§ SHORT TASK
Show every line containing "title" by copying it.

§ STORED ROWS
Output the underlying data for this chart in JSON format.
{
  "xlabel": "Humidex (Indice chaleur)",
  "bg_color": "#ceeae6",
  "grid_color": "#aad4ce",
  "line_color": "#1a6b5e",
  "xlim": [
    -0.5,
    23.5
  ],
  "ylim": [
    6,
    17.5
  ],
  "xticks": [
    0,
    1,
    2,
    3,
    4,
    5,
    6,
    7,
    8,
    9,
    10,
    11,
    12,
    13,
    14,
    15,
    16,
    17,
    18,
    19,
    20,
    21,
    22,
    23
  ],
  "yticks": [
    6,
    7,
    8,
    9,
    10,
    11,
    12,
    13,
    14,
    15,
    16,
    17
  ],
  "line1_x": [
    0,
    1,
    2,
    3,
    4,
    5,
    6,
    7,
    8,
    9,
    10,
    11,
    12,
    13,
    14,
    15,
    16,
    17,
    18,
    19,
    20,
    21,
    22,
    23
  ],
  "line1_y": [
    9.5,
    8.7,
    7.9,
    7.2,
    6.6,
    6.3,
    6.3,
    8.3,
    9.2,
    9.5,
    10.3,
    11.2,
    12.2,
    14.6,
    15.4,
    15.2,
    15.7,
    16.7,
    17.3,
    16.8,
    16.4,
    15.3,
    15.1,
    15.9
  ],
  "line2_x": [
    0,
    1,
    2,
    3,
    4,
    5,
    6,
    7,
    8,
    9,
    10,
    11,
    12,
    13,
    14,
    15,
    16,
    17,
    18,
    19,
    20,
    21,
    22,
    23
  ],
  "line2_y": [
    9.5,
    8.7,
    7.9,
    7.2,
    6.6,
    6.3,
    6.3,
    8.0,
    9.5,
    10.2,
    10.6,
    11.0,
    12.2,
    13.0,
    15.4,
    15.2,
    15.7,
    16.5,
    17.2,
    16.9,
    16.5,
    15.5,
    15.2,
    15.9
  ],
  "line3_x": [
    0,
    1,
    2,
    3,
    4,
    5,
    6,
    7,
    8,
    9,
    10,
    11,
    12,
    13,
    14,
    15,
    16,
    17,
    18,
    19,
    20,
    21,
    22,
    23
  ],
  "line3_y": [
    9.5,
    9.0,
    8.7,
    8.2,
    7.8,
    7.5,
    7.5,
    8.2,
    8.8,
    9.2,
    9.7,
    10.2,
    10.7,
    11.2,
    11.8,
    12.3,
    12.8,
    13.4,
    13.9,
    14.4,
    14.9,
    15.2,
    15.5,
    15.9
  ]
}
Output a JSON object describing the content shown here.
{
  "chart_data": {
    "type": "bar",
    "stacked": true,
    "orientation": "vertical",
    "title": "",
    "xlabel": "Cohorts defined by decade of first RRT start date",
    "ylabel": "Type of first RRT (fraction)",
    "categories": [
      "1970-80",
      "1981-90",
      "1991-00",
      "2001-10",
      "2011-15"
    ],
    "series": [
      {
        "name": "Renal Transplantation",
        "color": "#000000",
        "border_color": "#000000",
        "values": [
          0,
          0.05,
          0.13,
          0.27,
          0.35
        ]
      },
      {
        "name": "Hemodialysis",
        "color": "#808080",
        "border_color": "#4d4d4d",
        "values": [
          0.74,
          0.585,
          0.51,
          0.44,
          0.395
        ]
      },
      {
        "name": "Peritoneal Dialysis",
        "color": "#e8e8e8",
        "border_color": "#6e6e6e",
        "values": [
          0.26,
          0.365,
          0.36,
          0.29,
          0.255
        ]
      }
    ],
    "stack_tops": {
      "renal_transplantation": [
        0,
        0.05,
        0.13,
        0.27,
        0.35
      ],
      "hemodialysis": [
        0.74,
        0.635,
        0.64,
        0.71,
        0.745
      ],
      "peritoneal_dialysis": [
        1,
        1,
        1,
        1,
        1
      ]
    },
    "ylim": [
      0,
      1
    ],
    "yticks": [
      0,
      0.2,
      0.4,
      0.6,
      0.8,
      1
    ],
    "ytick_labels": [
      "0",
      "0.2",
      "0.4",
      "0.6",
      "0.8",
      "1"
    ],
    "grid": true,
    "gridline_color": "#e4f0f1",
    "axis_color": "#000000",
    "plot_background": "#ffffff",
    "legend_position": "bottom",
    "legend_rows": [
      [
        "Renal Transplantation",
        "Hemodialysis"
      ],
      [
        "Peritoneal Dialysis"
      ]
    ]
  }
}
---
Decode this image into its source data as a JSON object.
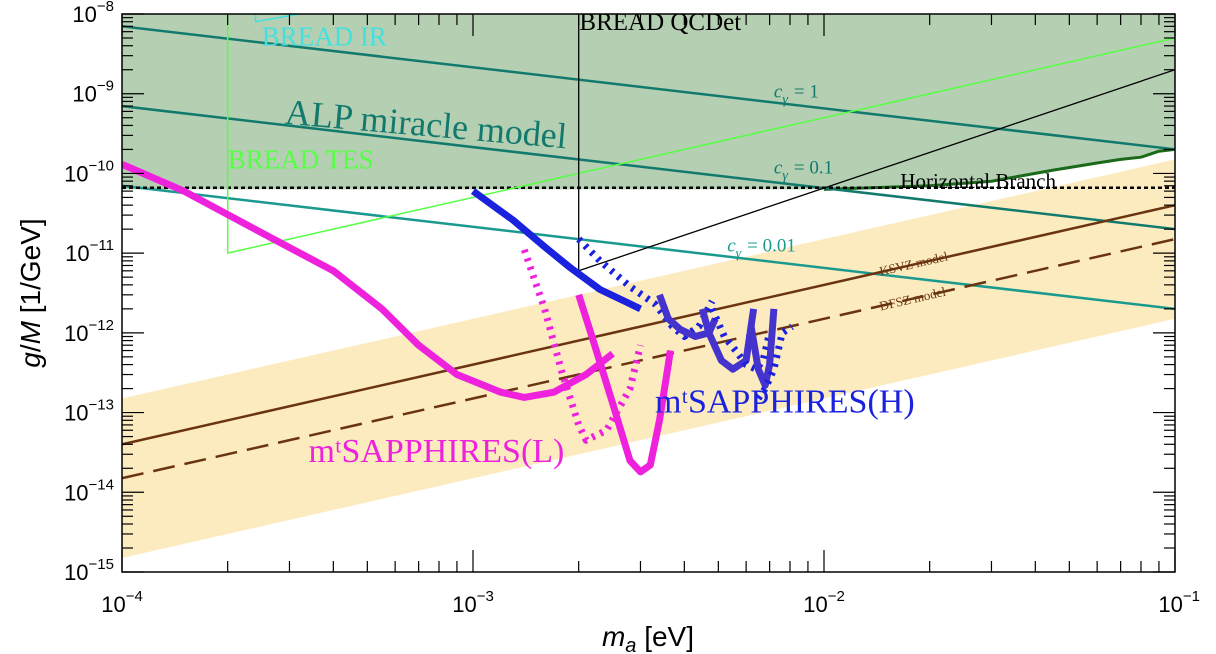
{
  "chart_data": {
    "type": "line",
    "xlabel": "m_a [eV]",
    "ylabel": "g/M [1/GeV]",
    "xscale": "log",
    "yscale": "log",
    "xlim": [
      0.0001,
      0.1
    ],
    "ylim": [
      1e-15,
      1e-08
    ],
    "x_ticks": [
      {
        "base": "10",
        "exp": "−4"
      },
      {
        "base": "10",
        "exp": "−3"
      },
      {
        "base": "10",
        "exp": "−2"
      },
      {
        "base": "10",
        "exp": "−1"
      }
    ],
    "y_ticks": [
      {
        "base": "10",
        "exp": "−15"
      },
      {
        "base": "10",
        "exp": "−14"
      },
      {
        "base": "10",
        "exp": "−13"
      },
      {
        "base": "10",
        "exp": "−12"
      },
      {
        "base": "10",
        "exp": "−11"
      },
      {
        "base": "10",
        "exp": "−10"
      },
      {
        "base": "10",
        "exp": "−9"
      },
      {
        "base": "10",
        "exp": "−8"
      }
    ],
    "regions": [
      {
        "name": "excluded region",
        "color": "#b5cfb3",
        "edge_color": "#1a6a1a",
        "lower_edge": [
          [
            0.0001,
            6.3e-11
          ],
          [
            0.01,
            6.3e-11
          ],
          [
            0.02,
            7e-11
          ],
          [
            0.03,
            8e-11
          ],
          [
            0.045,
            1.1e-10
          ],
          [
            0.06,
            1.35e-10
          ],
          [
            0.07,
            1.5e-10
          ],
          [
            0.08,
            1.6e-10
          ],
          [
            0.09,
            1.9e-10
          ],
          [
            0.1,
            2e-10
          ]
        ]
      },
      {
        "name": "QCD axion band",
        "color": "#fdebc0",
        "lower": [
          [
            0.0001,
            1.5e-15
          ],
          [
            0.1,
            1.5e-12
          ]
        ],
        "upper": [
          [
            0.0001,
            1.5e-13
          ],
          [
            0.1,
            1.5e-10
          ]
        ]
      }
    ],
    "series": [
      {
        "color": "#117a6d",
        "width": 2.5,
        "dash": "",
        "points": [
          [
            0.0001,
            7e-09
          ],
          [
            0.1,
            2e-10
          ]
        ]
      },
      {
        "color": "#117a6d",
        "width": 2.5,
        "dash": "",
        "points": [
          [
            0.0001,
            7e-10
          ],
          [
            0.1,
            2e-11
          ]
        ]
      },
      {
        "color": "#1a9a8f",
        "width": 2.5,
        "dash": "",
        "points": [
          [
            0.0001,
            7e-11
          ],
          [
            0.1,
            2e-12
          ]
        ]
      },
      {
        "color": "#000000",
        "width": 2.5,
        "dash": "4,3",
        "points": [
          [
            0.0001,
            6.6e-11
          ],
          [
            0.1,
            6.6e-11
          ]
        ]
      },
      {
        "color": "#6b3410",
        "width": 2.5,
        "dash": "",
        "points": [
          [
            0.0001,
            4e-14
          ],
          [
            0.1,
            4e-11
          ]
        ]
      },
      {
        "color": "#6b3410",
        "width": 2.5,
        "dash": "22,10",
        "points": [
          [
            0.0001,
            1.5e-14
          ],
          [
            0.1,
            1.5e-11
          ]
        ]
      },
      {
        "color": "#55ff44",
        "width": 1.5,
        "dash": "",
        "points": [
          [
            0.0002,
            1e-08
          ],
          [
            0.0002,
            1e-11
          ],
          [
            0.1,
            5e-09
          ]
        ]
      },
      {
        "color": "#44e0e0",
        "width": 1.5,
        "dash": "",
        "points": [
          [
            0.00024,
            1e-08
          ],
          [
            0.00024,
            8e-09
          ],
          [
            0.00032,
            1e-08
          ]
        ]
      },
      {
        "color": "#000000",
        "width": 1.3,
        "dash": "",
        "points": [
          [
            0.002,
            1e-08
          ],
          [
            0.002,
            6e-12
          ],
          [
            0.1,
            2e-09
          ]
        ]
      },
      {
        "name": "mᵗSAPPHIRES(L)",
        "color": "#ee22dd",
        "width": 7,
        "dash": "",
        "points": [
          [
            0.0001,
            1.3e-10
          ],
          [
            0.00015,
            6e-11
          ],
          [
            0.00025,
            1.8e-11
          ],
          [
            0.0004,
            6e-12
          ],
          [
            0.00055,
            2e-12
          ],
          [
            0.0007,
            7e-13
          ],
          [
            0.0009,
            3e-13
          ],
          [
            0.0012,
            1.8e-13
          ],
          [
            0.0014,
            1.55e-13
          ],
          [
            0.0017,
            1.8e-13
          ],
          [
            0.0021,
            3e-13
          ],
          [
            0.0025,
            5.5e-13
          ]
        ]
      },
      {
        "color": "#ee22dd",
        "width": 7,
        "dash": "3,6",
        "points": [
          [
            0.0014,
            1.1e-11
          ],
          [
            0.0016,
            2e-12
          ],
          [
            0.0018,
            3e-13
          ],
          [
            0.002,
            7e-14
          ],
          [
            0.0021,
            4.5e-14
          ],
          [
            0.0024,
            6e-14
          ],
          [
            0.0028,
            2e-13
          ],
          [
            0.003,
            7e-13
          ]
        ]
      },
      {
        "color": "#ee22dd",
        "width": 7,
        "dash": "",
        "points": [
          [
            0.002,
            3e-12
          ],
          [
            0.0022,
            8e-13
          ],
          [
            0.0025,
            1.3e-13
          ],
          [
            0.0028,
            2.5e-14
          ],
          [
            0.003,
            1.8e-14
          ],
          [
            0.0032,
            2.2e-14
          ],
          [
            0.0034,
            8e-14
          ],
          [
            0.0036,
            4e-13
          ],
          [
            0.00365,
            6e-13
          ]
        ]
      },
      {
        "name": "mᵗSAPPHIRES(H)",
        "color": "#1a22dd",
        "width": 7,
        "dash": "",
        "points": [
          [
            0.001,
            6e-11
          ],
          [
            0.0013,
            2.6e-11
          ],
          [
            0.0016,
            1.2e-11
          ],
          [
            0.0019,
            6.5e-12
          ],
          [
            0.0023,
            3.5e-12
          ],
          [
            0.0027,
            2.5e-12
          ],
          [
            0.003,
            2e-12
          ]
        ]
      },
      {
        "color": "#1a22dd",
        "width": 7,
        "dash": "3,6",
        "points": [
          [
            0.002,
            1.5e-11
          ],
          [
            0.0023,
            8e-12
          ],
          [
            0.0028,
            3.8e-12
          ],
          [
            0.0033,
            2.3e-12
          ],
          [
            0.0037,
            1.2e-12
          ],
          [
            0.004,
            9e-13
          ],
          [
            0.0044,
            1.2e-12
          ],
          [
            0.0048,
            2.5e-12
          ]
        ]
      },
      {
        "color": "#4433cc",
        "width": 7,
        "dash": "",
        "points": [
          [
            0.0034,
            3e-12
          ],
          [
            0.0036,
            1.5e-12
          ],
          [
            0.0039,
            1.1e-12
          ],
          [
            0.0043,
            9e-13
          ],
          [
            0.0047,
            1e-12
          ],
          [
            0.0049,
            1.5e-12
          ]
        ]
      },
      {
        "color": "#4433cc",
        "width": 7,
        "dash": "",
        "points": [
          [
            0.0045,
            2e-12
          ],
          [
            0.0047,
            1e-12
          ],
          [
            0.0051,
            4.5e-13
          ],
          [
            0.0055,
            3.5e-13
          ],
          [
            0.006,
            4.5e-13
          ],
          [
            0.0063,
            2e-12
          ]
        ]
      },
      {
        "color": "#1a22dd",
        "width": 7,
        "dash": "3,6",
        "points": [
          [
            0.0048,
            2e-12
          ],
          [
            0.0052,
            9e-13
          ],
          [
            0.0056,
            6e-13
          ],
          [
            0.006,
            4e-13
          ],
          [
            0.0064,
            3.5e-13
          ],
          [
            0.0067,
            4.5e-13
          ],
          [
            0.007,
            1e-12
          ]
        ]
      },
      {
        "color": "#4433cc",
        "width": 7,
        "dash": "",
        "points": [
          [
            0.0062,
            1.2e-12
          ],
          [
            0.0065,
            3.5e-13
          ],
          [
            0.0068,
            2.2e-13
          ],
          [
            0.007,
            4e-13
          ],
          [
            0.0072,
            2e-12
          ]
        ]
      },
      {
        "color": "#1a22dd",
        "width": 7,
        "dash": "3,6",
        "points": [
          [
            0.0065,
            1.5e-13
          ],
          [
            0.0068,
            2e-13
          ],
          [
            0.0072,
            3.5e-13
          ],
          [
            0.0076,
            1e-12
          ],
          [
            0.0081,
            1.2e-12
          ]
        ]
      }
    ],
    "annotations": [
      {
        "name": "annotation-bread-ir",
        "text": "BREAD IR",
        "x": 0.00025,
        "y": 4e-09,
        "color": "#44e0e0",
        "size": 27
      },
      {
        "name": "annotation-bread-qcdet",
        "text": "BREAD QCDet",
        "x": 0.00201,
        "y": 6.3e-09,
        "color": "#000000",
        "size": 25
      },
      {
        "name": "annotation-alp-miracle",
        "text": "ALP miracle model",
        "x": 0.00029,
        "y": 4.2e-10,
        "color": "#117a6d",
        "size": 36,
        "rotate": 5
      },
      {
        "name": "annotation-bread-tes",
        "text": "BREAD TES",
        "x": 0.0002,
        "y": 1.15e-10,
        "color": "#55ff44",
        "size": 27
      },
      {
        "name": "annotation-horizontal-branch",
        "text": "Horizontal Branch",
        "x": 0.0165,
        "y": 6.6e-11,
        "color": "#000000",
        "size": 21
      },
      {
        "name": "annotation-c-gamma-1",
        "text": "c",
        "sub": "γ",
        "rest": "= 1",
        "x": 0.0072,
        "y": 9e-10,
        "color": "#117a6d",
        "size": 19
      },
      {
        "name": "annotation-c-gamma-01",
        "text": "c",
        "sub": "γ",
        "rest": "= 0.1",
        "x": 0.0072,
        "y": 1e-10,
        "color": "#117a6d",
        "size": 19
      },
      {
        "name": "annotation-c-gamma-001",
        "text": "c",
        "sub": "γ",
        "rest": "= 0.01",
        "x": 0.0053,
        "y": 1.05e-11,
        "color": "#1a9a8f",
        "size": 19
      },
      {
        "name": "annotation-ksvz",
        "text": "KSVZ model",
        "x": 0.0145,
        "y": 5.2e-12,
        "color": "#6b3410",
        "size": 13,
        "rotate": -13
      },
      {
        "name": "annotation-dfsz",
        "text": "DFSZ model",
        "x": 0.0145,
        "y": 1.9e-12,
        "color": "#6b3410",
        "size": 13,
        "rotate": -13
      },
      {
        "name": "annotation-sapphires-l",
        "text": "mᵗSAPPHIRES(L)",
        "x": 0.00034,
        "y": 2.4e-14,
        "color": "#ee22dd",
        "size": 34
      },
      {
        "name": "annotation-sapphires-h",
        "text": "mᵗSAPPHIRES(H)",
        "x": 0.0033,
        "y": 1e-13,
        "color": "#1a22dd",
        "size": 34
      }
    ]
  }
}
--
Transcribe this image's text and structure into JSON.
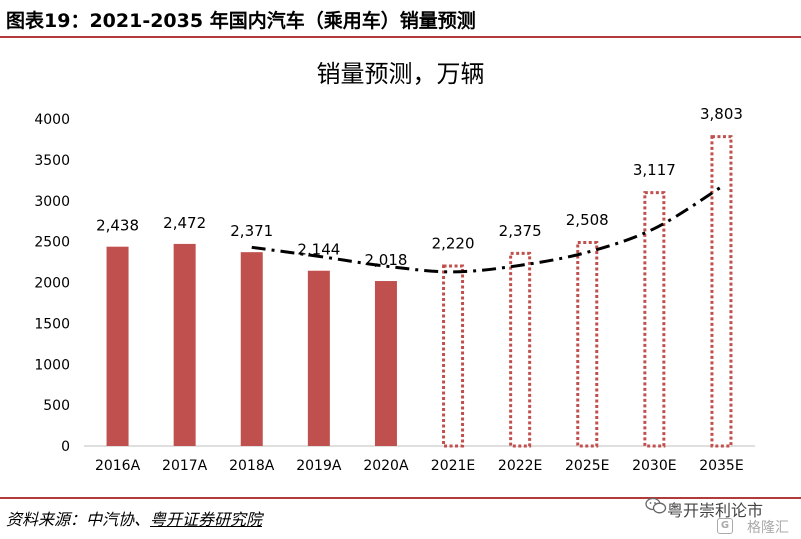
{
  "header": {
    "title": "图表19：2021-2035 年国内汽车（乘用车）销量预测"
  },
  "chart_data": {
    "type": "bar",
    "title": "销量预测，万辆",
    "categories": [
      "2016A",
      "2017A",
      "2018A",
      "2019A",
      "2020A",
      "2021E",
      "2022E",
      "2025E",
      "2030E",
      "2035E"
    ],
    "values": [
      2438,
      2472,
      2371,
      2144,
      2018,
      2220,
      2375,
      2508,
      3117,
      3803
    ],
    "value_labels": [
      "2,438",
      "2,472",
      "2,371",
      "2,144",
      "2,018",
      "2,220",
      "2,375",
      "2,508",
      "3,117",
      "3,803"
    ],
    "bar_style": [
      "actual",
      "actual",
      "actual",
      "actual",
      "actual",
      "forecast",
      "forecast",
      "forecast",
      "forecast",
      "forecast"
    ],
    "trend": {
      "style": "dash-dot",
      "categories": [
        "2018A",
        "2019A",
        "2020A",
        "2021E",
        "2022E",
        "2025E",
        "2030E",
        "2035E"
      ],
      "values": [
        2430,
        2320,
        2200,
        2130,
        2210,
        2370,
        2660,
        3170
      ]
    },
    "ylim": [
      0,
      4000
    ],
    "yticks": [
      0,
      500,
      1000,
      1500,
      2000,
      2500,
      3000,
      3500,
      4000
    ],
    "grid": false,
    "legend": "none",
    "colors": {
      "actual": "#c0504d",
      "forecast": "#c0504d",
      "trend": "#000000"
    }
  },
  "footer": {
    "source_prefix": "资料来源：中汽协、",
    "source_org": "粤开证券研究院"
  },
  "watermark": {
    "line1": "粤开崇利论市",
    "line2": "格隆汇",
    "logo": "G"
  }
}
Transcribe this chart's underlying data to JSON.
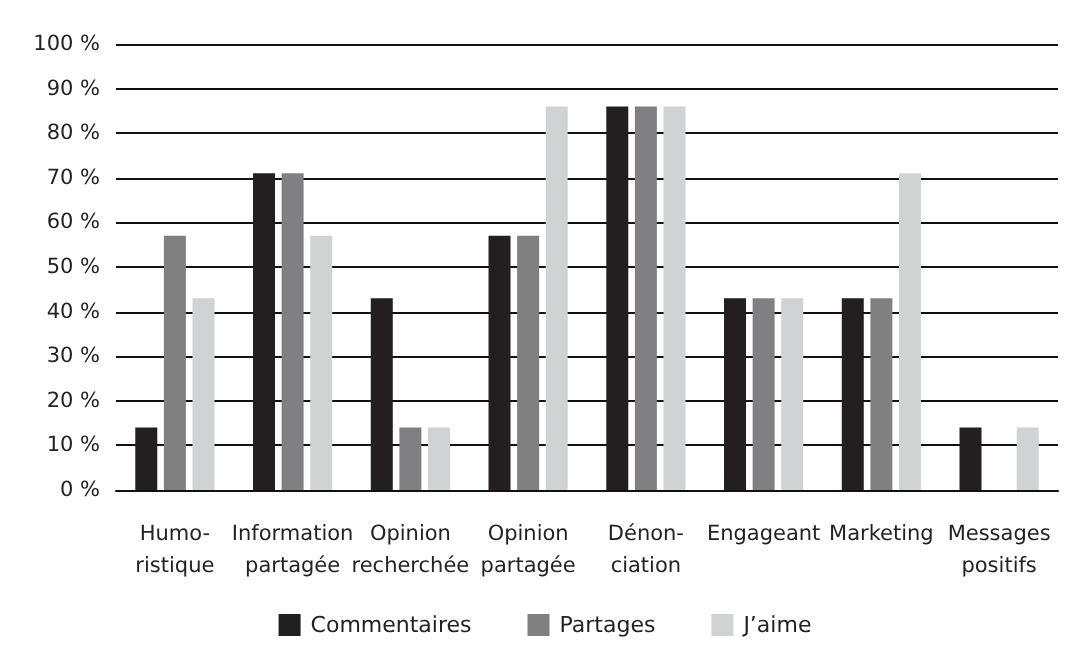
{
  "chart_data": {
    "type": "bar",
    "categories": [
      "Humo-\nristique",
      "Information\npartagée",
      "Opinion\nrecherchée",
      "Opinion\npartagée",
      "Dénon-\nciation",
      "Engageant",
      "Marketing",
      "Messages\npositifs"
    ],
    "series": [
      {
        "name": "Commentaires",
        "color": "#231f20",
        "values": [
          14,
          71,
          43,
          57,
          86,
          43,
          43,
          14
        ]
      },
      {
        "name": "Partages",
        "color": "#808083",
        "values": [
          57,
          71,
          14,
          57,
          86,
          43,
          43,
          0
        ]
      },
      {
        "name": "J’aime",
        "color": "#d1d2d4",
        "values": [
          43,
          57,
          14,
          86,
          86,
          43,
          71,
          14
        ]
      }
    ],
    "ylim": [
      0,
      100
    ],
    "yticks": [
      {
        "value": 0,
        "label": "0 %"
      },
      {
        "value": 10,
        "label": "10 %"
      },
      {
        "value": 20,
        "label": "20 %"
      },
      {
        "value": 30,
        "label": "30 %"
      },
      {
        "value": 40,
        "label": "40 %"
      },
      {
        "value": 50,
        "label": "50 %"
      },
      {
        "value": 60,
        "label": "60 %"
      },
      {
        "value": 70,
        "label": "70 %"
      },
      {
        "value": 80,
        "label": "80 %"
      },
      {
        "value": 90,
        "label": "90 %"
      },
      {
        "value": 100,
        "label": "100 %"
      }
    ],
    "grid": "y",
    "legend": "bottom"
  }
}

§ RESULT OF THE TASK
    "title": "",
    "title": "图表19：2021-2035 年国内汽车（乘用车）销量预测"
    "title": "销量预测，万辆",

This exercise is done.